### Task directions:
Reproduce the lines below word for word, all of them, but omit the pictures from your answer.

• • • • •

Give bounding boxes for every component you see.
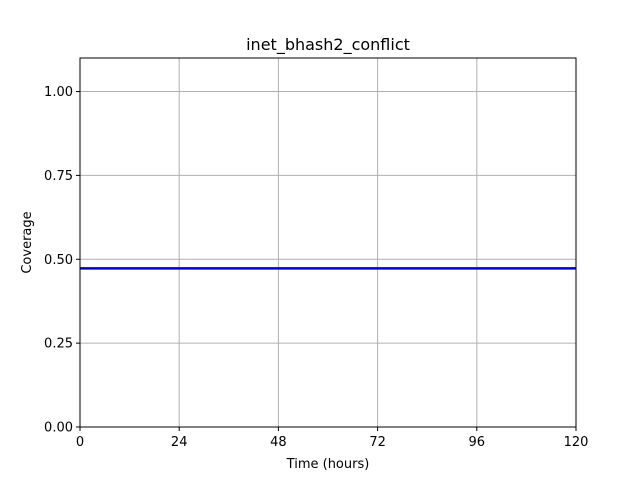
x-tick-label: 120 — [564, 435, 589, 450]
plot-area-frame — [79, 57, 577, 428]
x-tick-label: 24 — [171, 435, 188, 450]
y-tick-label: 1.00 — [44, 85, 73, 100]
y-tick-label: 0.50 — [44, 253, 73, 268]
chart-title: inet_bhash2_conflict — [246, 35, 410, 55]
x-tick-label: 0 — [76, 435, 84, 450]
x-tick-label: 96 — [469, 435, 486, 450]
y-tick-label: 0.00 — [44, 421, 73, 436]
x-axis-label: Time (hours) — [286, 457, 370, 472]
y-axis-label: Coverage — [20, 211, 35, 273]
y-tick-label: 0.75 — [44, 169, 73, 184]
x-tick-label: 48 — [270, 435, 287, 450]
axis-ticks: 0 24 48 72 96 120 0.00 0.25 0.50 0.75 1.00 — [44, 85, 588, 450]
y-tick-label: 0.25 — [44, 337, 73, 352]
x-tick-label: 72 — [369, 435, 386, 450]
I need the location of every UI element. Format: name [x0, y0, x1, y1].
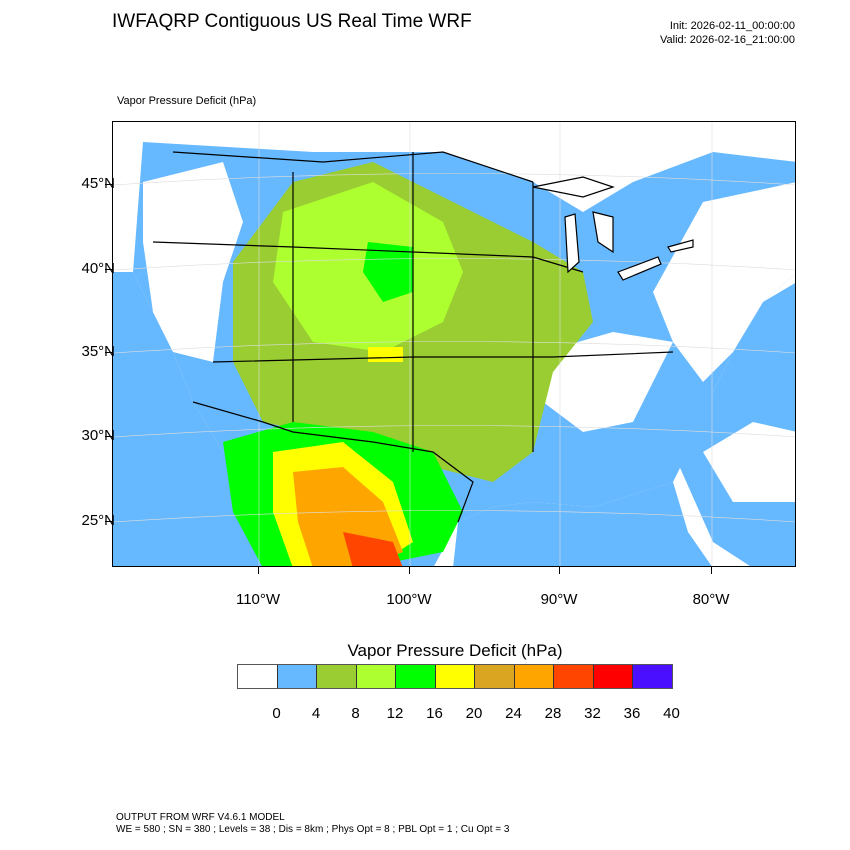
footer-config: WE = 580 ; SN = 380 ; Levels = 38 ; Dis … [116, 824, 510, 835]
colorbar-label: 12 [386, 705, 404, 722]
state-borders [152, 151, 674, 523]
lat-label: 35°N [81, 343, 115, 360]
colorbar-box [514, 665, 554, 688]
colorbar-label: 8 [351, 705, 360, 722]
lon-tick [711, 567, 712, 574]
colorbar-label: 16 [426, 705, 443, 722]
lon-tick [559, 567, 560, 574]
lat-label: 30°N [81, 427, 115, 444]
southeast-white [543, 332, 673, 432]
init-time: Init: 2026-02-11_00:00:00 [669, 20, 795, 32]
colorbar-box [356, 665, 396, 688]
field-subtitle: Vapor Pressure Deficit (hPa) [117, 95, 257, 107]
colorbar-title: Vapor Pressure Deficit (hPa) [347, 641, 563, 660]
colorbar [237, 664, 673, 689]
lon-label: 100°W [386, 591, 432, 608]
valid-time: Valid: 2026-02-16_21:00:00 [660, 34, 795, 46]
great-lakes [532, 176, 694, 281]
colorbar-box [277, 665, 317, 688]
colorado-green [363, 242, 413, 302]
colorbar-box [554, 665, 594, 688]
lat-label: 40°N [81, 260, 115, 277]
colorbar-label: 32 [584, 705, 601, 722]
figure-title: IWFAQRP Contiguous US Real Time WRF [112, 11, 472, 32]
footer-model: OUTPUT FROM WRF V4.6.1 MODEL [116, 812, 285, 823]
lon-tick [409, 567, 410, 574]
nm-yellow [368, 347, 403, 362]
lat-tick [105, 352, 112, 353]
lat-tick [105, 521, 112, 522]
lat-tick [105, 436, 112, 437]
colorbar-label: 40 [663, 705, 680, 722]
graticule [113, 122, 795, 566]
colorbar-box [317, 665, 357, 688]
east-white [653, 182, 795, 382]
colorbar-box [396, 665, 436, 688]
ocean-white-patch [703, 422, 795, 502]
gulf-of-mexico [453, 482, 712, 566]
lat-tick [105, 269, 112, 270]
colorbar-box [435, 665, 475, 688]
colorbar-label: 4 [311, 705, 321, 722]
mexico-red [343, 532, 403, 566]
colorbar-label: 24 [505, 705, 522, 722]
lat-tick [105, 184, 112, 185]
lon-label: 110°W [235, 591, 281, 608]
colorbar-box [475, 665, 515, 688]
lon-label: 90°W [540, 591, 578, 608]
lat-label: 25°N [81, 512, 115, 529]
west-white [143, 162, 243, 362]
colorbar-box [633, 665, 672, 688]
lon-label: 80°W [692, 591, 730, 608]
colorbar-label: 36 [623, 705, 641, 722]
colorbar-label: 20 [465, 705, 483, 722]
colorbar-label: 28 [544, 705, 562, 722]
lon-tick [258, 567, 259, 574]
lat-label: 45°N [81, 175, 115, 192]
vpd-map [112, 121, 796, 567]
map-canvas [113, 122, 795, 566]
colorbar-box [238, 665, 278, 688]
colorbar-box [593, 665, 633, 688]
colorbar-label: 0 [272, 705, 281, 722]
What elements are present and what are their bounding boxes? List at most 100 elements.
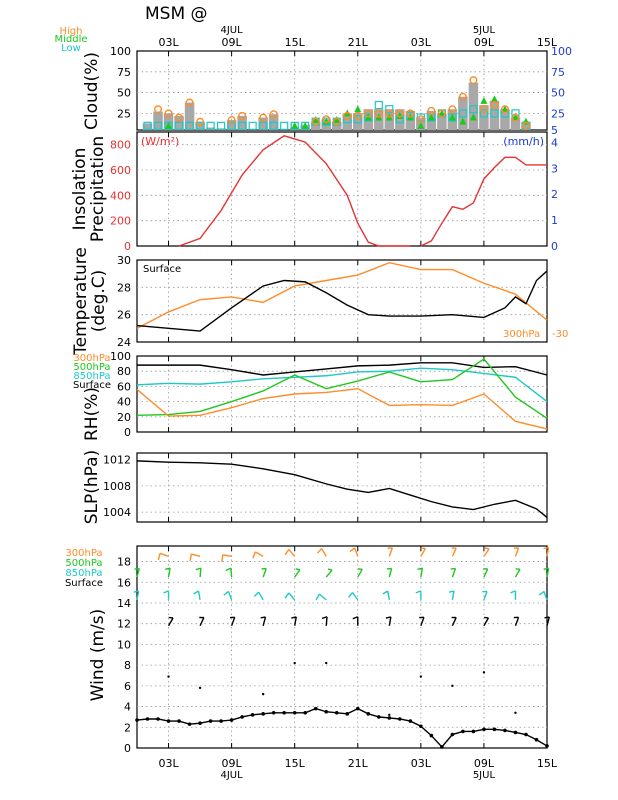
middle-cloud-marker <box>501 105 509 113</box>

• • • • •

### Solution to the exercise:
Give bounding boxes for every component you see.
x-tick-label: 120 — [564, 435, 589, 450]
plot-area-frame — [79, 57, 577, 428]
x-tick-label: 24 — [171, 435, 188, 450]
y-tick-label: 1.00 — [44, 85, 73, 100]
y-tick-label: 0.50 — [44, 253, 73, 268]
chart-title: inet_bhash2_conflict — [246, 35, 410, 55]
x-tick-label: 0 — [76, 435, 84, 450]
x-tick-label: 96 — [469, 435, 486, 450]
y-tick-label: 0.00 — [44, 421, 73, 436]
x-axis-label: Time (hours) — [286, 457, 370, 472]
y-axis-label: Coverage — [20, 211, 35, 273]
y-tick-label: 0.75 — [44, 169, 73, 184]
x-tick-label: 48 — [270, 435, 287, 450]
axis-ticks: 0 24 48 72 96 120 0.00 0.25 0.50 0.75 1.00 — [44, 85, 588, 450]
y-tick-label: 0.25 — [44, 337, 73, 352]
x-tick-label: 72 — [369, 435, 386, 450]
I need the location of every UI element. Format: name [x0, y0, x1, y1].
footer-config: WE = 580 ; SN = 380 ; Levels = 38 ; Dis … [116, 824, 510, 835]
colorbar-label: 12 [386, 705, 404, 722]
state-borders [152, 151, 674, 523]
lat-label: 35°N [81, 343, 115, 360]
colorbar-box [514, 665, 554, 688]
colorbar-label: 8 [351, 705, 360, 722]
lon-tick [711, 567, 712, 574]
colorbar-label: 16 [426, 705, 443, 722]
lon-tick [559, 567, 560, 574]
lat-label: 30°N [81, 427, 115, 444]
southeast-white [543, 332, 673, 432]
init-time: Init: 2026-02-11_00:00:00 [669, 20, 795, 32]
colorbar-box [356, 665, 396, 688]
field-subtitle: Vapor Pressure Deficit (hPa) [117, 95, 257, 107]
colorbar-title: Vapor Pressure Deficit (hPa) [347, 641, 563, 660]
colorbar [237, 664, 673, 689]
lon-label: 100°W [386, 591, 432, 608]
valid-time: Valid: 2026-02-16_21:00:00 [660, 34, 795, 46]
great-lakes [532, 176, 694, 281]
colorbar-box [277, 665, 317, 688]
colorado-green [363, 242, 413, 302]
colorbar-box [554, 665, 594, 688]
lat-label: 40°N [81, 260, 115, 277]
colorbar-label: 32 [584, 705, 601, 722]
figure-title: IWFAQRP Contiguous US Real Time WRF [112, 11, 472, 32]
footer-model: OUTPUT FROM WRF V4.6.1 MODEL [116, 812, 285, 823]
lon-tick [409, 567, 410, 574]
nm-yellow [368, 347, 403, 362]
lat-tick [105, 352, 112, 353]
lat-tick [105, 521, 112, 522]
lat-tick [105, 436, 112, 437]
colorbar-label: 40 [663, 705, 680, 722]
graticule [113, 122, 795, 566]
colorbar-box [317, 665, 357, 688]
east-white [653, 182, 795, 382]
colorbar-box [396, 665, 436, 688]
ocean-white-patch [703, 422, 795, 502]
gulf-of-mexico [453, 482, 712, 566]
lat-tick [105, 269, 112, 270]
colorbar-box [435, 665, 475, 688]
colorbar-label: 4 [311, 705, 321, 722]
mexico-red [343, 532, 403, 566]
colorbar-label: 24 [505, 705, 522, 722]
lat-tick [105, 184, 112, 185]
lon-label: 110°W [235, 591, 281, 608]
colorbar-box [475, 665, 515, 688]
lon-label: 90°W [540, 591, 578, 608]
lat-label: 25°N [81, 512, 115, 529]
west-white [143, 162, 243, 362]
colorbar-box [633, 665, 672, 688]
lon-label: 80°W [692, 591, 730, 608]
colorbar-label: 36 [623, 705, 641, 722]
colorbar-label: 20 [465, 705, 483, 722]
colorbar-label: 28 [544, 705, 562, 722]
lon-tick [258, 567, 259, 574]
lat-label: 45°N [81, 175, 115, 192]
vpd-map [112, 121, 796, 567]
map-canvas [113, 122, 795, 566]
colorbar-box [238, 665, 278, 688]
colorbar-box [593, 665, 633, 688]
colorbar-label: 0 [272, 705, 281, 722]
What elements are present and what are their bounding boxes? List at most 100 elements.
middle-cloud-marker <box>501 105 509 113</box>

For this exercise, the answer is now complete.